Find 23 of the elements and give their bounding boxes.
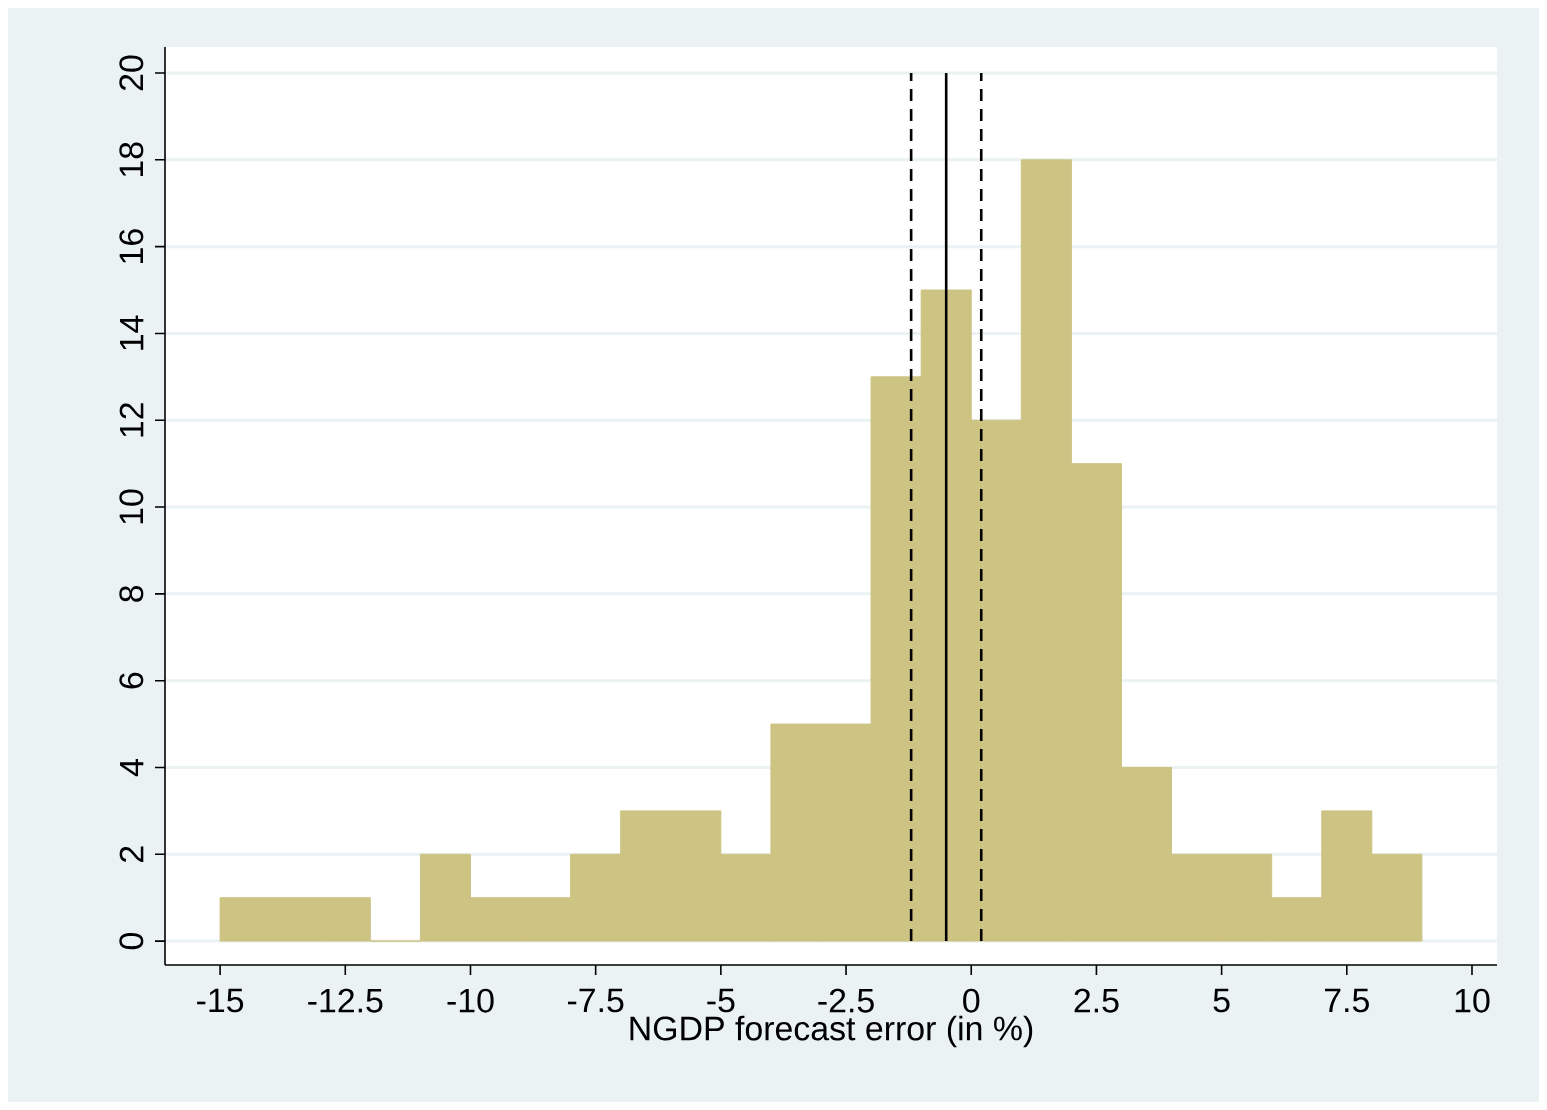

...

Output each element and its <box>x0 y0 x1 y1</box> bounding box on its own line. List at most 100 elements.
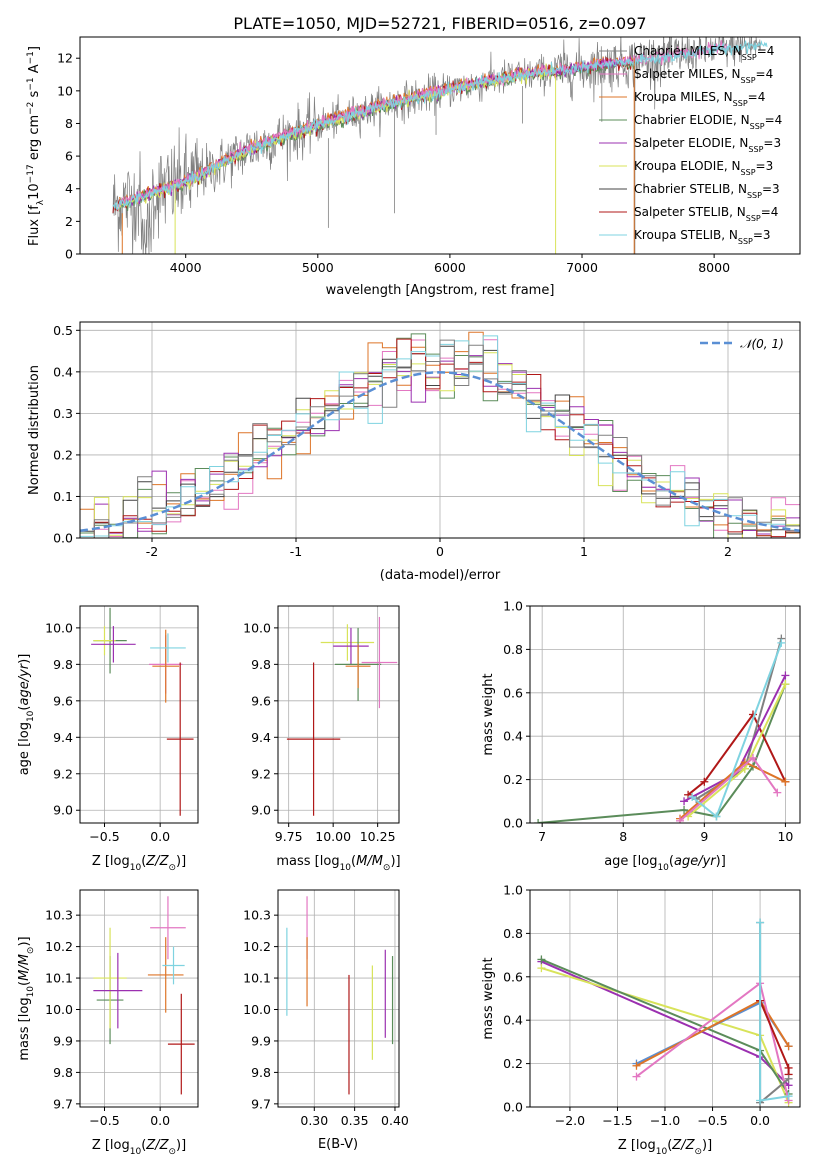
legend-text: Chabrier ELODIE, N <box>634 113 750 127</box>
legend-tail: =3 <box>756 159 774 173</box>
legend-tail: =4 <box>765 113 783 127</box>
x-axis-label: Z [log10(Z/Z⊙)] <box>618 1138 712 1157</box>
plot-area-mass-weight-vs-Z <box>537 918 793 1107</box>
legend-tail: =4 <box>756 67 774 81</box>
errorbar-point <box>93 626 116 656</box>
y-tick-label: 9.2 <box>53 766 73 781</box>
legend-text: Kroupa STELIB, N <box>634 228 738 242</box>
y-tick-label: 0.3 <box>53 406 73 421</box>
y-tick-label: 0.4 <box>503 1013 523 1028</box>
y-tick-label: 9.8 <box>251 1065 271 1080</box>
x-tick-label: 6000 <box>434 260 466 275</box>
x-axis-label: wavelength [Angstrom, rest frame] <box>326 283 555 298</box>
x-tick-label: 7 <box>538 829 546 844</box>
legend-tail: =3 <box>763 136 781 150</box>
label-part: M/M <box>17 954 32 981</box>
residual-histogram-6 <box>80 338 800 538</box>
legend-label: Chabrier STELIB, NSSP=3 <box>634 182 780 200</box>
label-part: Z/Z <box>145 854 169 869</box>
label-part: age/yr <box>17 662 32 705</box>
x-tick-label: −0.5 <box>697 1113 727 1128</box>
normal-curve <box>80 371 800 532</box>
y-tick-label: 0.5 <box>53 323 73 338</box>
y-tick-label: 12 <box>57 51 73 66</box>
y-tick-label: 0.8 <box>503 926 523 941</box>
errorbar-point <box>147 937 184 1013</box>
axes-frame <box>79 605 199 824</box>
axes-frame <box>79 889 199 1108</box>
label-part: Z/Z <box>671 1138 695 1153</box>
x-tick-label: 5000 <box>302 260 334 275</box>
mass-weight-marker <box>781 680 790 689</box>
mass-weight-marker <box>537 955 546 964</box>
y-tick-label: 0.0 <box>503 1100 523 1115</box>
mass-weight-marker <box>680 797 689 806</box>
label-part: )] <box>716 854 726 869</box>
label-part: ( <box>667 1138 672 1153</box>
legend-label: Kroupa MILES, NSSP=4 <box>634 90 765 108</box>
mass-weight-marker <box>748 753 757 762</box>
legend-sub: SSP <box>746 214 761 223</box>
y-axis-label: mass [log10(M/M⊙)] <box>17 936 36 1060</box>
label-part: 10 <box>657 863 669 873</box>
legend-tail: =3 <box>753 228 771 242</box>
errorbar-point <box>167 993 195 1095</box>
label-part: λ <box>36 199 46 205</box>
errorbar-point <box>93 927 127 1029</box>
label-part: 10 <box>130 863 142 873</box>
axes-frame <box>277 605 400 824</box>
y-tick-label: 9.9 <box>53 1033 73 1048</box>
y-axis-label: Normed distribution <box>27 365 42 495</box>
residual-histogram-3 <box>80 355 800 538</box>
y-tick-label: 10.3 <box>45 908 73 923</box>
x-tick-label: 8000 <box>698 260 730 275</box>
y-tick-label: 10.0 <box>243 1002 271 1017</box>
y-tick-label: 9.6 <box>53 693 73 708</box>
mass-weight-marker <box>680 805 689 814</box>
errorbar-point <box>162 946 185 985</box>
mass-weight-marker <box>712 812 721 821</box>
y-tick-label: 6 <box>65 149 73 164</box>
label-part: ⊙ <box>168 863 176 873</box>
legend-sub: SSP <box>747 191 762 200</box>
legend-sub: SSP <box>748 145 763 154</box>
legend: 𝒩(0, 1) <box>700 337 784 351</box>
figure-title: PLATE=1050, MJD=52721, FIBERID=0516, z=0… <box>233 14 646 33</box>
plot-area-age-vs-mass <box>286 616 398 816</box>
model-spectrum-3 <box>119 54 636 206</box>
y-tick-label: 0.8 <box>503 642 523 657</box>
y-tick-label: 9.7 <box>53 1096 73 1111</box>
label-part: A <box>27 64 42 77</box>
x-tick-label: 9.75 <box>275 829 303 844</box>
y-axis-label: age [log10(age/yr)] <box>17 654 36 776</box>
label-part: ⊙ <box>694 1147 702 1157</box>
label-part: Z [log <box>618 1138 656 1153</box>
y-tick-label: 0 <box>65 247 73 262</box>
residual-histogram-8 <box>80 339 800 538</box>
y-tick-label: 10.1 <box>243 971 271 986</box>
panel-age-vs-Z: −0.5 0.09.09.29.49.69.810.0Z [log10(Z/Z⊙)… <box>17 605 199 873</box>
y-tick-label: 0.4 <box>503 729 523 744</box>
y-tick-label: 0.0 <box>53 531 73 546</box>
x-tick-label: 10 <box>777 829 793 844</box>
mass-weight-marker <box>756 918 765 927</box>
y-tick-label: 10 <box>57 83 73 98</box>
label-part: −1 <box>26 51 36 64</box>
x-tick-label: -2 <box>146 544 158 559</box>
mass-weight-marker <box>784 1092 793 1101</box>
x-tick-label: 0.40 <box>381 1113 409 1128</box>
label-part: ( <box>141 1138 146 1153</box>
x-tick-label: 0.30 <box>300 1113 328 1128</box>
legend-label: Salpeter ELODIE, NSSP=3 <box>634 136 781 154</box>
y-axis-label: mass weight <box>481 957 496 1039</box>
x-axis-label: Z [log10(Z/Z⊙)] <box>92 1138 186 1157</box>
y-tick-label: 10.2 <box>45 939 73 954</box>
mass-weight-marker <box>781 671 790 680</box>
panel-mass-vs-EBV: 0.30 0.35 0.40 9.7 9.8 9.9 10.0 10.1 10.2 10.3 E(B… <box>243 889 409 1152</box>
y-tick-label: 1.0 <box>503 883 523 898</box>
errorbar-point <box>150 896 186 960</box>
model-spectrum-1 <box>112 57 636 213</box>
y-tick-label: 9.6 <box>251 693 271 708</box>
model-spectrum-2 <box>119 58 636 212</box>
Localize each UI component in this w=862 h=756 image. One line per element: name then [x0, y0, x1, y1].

Exercise brief:
Return the data from the line with "Output each element" through the line with "legend-tail: =4 <box>756 67 774 81</box>", copied exactly, with the picture left out.

Answer to this task:
Output each element and its <box>x0 y0 x1 y1</box> bounding box on its own line. List at most 100 elements.
legend-text: Chabrier ELODIE, N <box>634 113 750 127</box>
legend-tail: =3 <box>756 159 774 173</box>
legend-tail: =4 <box>765 113 783 127</box>
x-axis-label: Z [log10(Z/Z⊙)] <box>618 1138 712 1157</box>
plot-area-mass-weight-vs-Z <box>537 918 793 1107</box>
legend-tail: =4 <box>756 67 774 81</box>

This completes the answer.